---------- Extracted information ----------

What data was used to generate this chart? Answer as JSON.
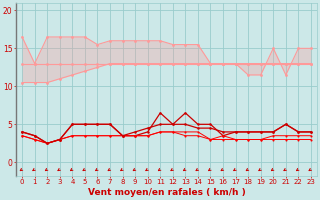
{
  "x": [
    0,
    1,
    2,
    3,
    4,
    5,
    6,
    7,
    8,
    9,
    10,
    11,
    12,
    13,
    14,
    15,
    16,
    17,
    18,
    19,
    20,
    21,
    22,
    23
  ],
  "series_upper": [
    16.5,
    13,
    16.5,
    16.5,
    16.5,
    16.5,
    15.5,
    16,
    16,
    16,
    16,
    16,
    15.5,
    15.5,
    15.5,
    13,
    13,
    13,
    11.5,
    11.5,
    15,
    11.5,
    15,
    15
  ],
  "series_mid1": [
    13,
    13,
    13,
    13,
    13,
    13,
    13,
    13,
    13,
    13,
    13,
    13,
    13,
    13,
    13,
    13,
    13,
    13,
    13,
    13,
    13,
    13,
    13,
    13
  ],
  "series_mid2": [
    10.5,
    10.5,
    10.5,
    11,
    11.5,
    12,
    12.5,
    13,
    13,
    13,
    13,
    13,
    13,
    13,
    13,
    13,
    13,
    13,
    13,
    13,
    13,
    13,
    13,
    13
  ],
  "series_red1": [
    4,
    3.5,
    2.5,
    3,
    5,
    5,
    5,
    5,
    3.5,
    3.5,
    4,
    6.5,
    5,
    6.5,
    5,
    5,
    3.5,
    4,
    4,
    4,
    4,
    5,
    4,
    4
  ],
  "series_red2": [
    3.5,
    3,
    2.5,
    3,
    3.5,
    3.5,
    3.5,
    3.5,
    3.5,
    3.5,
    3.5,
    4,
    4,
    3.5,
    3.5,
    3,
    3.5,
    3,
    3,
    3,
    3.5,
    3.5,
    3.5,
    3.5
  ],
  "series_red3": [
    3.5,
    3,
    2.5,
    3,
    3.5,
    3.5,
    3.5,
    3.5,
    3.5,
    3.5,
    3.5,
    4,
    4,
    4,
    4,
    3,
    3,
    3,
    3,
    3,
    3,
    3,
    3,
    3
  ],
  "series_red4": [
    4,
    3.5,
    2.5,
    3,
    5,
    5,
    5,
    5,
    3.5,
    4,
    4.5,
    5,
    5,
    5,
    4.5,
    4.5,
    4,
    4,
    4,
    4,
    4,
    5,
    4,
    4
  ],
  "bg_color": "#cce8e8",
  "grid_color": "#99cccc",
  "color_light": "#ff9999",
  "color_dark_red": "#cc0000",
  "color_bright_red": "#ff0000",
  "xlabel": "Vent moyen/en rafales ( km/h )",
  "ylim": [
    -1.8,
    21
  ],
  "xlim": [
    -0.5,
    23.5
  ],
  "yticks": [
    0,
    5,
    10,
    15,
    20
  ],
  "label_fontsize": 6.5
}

----------
---------- Extracted information ----------

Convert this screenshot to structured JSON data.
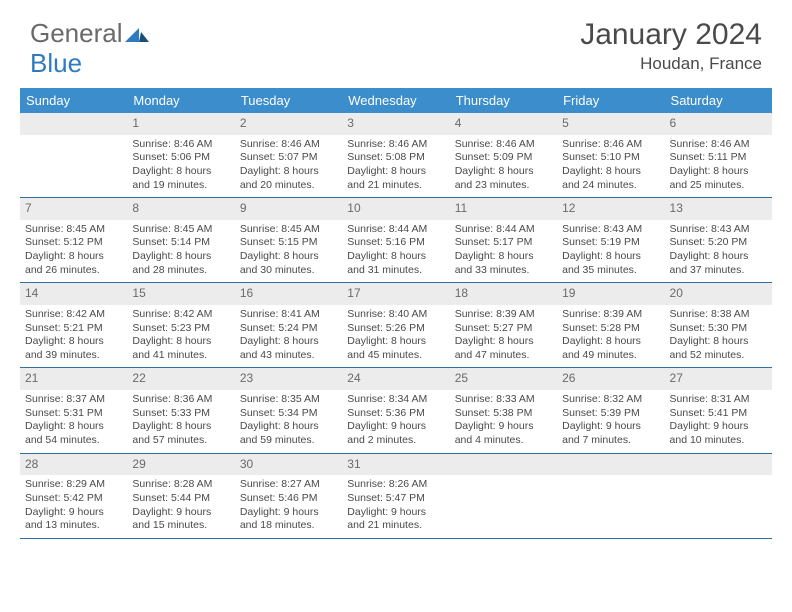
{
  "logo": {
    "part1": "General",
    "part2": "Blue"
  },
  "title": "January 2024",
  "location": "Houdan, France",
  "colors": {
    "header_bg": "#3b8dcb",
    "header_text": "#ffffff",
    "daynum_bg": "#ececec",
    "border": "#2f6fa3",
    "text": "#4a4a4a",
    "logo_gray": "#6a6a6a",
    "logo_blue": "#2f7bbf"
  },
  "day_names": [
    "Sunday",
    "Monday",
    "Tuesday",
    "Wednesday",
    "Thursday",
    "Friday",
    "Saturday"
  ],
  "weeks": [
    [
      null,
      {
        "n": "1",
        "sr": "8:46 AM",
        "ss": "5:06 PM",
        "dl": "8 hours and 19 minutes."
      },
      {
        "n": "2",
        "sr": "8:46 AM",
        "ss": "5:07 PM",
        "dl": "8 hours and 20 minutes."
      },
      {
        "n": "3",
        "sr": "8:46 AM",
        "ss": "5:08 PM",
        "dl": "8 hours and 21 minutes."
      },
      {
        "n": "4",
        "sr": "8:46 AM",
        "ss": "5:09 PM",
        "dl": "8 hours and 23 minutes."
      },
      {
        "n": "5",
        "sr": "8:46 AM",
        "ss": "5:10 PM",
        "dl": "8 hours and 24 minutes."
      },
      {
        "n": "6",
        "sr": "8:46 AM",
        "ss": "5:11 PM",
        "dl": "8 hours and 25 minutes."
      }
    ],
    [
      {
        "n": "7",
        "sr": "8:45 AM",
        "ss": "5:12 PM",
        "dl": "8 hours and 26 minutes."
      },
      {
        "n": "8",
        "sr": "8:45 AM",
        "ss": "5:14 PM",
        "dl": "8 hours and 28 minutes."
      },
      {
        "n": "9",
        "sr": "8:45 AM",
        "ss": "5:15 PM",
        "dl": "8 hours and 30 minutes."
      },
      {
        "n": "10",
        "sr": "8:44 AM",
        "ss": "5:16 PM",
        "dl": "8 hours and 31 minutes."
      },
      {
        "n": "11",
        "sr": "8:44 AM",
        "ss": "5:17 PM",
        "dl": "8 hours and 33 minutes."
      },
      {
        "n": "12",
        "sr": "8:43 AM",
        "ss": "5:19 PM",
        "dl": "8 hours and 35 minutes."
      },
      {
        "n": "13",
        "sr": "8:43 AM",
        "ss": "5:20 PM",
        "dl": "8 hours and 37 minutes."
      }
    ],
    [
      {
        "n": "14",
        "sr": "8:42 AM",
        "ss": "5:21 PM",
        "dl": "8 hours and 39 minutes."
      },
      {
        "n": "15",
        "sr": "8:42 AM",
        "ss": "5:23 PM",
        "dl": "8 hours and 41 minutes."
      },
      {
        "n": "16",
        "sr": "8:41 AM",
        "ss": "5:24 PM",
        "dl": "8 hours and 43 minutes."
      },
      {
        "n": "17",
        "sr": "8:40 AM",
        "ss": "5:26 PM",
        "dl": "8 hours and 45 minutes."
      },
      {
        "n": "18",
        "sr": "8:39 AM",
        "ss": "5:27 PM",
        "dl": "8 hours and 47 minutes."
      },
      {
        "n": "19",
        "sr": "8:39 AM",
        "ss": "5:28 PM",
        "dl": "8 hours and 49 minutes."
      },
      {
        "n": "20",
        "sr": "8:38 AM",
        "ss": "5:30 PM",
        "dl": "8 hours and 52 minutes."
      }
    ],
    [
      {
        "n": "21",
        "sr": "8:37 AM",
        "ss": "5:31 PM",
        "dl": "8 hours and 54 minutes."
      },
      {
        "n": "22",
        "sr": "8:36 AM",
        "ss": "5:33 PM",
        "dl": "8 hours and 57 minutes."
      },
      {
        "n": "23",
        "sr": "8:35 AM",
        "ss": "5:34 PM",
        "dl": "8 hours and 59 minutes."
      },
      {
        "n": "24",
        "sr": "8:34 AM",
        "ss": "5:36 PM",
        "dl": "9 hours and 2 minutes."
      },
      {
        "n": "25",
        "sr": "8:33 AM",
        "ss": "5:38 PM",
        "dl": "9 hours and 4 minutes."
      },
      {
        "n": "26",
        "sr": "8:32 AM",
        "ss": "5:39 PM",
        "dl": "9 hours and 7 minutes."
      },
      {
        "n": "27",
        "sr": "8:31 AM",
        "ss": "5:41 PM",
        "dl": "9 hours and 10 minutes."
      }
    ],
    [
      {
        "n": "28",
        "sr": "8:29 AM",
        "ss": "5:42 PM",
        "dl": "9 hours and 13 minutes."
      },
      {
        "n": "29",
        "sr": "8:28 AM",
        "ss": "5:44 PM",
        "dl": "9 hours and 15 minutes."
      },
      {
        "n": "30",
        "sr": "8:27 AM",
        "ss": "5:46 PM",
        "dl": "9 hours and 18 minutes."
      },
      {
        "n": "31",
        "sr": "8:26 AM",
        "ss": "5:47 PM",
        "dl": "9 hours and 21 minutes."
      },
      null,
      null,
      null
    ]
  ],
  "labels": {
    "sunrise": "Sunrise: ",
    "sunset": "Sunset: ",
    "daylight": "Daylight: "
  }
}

----------

Task prompt →
Gather all lines with the string "this" from the data.

Solution to the problem →
What data was used to generate this chart? Answer as JSON.
Convert this screenshot to structured JSON data.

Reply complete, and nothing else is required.